───── QUELLENAUSZUG
Bilder der Ölpest im Golf von Mexiko

Heutzutage werden Kriege maßgeblich durch Bilder beeinflusst. Man hört in den Nachrichten von Kriegen auf aller Welt und eigentlich kann man sich den Zustand, der in solchen Gebieten herrscht, gar nicht vorstellen. Mutige Reporter ermöglichen es uns jedoch auch an Kriegen teilzuhaben, indem sie uns erschreckende Bilder liefern und dafür ihr eigenes Leben riskieren.

Während ich diese Worte schreibe, findet im Golf von Mexiko ein anderer Krieg statt. Die Umwelt rächt sich für die Vergehen an ihr und die Menschheit hat eine Ölkatastrophe ungeahnten Ausmaßes zu verantworten. Die Bohrinsel Deepwater Horizon sank am 22. April 2010 und seitdem strömt das Öl ungehindert in den Ozean. An dieser Stelle sei auf die SPIEGEL-Themenseite verwiesen, die nahezu täglich aktualisiert wird und leider immer wieder erschreckende und unfassbare Nachrichten für uns aufbereitet.

Doch trotz aller Nachrichten – die Ölkatastrophe ist für Menschen, die nicht vor Ort sind, kaum greifbar. Niemand kann sich vorstellen, wie hunderte Kilometer verseuchte Strände aussehen. Der AP Fotograf Charlie Riedel machte sich auf in das Krisengebiet und brachte einige erschreckende Bilder mit nach Hause, welche der Naturkatastrophe ein Gesicht geben. Die Bilder sind schrecklich, grausam und nicht zu fassen.
──────────
───── DATENAUSZUG
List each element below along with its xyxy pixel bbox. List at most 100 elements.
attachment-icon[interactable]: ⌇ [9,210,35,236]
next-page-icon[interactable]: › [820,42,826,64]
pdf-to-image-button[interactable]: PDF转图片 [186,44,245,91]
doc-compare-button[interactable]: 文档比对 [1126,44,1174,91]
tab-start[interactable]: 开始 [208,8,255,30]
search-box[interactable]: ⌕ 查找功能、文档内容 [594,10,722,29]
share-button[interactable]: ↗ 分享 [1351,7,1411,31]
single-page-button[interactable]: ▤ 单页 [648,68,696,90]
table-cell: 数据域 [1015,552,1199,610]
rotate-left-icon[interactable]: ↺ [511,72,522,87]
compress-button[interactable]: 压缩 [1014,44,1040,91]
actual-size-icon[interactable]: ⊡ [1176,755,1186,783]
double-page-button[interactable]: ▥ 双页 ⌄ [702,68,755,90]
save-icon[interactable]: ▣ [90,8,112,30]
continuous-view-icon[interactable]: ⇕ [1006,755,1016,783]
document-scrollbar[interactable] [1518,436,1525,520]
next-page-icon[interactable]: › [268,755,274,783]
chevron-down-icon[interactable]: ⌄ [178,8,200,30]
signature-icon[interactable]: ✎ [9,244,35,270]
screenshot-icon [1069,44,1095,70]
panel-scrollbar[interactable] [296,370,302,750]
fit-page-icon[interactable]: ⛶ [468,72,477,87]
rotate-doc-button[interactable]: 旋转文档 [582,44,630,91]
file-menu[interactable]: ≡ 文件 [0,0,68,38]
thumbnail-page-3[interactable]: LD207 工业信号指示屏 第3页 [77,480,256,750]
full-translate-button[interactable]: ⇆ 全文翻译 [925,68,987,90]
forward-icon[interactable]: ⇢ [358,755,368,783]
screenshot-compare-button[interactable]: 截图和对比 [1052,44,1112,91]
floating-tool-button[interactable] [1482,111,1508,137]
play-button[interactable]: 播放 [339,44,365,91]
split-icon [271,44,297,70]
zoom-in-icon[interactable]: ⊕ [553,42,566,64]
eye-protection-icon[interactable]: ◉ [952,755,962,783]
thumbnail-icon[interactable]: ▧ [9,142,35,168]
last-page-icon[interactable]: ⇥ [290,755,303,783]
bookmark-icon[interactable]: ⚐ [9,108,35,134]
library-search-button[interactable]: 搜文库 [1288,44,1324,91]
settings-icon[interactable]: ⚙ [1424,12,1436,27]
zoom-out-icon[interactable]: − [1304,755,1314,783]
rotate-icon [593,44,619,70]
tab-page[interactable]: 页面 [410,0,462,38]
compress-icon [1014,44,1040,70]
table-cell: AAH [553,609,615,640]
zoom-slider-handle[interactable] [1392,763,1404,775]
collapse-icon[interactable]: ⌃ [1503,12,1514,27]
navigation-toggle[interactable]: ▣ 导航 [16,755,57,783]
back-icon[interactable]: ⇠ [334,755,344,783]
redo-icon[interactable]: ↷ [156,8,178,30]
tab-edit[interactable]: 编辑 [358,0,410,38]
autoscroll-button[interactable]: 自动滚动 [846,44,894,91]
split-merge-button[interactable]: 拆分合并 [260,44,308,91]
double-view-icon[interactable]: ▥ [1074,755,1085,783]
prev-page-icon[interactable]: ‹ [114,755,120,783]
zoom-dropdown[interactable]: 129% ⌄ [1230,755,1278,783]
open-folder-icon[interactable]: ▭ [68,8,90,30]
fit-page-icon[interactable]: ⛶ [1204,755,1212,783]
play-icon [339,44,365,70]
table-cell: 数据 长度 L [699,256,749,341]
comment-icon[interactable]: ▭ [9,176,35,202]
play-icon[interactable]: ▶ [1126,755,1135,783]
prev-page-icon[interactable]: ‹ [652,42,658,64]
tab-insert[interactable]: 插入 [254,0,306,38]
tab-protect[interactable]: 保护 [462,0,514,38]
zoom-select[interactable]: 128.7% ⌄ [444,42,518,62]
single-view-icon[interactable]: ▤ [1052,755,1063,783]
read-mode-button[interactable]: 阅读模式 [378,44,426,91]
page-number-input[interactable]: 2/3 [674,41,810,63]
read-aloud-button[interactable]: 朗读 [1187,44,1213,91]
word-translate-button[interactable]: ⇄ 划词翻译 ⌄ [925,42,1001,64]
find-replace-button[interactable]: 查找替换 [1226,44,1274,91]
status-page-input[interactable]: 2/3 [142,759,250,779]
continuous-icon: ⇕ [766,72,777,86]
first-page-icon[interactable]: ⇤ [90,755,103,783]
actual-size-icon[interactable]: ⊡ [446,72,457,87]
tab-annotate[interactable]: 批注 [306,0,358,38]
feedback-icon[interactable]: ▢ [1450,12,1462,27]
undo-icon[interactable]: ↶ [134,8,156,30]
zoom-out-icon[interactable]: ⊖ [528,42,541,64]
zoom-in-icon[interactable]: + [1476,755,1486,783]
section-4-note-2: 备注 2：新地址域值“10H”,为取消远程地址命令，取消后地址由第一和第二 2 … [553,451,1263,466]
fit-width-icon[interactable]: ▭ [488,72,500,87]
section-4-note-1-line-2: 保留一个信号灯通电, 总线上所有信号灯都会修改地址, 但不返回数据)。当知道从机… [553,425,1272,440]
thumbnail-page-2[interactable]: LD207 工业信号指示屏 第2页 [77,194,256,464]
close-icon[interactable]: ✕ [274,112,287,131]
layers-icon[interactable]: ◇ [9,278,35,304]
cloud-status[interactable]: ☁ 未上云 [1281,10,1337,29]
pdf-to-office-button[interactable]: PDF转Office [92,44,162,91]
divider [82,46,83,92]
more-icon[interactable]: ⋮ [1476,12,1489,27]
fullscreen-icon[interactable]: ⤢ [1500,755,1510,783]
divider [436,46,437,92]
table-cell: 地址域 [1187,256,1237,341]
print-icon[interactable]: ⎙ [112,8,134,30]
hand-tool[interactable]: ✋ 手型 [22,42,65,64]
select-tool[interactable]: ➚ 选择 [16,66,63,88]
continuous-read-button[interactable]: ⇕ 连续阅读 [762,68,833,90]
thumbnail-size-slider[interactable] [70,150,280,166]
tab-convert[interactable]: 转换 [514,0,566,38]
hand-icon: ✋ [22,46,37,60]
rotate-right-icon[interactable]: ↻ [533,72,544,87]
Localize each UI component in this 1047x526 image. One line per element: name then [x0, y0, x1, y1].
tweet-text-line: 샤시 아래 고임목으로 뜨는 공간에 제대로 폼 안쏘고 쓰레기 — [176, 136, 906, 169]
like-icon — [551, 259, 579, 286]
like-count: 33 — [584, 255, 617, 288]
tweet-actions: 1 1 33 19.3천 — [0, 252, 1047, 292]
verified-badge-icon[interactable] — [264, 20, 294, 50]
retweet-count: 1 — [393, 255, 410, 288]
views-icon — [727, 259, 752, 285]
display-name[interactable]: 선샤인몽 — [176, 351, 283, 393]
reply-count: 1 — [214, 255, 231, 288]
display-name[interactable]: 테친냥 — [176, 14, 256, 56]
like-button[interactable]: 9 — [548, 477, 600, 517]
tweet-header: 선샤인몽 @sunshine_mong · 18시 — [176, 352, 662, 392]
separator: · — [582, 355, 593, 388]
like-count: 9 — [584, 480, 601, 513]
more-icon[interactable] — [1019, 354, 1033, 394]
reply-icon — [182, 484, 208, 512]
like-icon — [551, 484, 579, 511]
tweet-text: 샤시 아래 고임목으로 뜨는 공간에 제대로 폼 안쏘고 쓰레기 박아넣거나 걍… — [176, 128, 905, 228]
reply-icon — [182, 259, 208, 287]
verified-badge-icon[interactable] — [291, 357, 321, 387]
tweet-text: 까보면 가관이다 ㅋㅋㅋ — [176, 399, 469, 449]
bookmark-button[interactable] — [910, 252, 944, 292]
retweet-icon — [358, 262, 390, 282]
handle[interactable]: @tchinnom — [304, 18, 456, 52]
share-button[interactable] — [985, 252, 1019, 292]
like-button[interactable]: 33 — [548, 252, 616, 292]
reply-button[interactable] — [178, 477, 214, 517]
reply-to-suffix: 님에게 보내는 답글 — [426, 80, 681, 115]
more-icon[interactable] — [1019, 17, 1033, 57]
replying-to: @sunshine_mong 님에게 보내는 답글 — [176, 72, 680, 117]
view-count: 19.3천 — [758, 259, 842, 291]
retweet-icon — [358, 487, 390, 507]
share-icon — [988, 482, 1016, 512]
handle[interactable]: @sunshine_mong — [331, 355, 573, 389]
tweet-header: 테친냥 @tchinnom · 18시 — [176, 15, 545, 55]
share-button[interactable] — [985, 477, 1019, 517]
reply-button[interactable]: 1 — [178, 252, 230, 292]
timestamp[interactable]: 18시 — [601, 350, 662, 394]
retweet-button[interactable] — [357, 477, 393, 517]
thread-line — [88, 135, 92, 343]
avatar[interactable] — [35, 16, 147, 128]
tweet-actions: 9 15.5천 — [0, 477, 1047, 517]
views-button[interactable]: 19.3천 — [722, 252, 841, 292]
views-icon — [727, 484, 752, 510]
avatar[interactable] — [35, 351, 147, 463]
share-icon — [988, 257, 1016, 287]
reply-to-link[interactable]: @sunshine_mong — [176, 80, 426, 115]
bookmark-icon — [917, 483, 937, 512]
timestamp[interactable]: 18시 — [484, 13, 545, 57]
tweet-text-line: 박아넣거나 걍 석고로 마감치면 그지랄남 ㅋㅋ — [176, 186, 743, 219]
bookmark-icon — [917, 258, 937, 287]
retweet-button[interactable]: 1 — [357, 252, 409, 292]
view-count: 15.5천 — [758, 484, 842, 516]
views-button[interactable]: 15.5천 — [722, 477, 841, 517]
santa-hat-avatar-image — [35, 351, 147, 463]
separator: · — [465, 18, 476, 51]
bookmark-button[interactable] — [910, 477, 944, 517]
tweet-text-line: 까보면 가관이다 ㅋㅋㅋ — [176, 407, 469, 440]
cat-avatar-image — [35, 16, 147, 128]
──────────
#### AUFGABEN:
1. Ändern Sie im Text zur Ölpest die Passage von „Heutzutage werden Kriege“ bis „für uns aufbereitet.“, indem Sie „Ölkatastrophe“ durch „Umweltkatastrophe“ ersetzen, und geben Sie die Passage vollständig wieder.
2. An welchem Datum sank laut dem Text zur Ölpest die Bohrinsel Deepwater Horizon?
Die Zeilen stammen aus einer anderen Quelle als der Text zur Ölpest.

#### LÖSUNGEN:
1.
Heutzutage werden Kriege maßgeblich durch Bilder beeinflusst. Man hört in den Nachrichten von Kriegen auf aller Welt und eigentlich kann man sich den Zustand, der in solchen Gebieten herrscht, gar nicht vorstellen. Mutige Reporter ermöglichen es uns jedoch auch an Kriegen teilzuhaben, indem sie uns erschreckende Bilder liefern und dafür ihr eigenes Leben riskieren.

Während ich diese Worte schreibe, findet im Golf von Mexiko ein anderer Krieg statt. Die Umwelt rächt sich für die Vergehen an ihr und die Menschheit hat eine Umweltkatastrophe ungeahnten Ausmaßes zu verantworten. Die Bohrinsel Deepwater Horizon sank am 22. April 2010 und seitdem strömt das Öl ungehindert in den Ozean. An dieser Stelle sei auf die SPIEGEL-Themenseite verwiesen, die nahezu täglich aktualisiert wird und leider immer wieder erschreckende und unfassbare Nachrichten für uns aufbereitet.

2. Am 22. April 2010.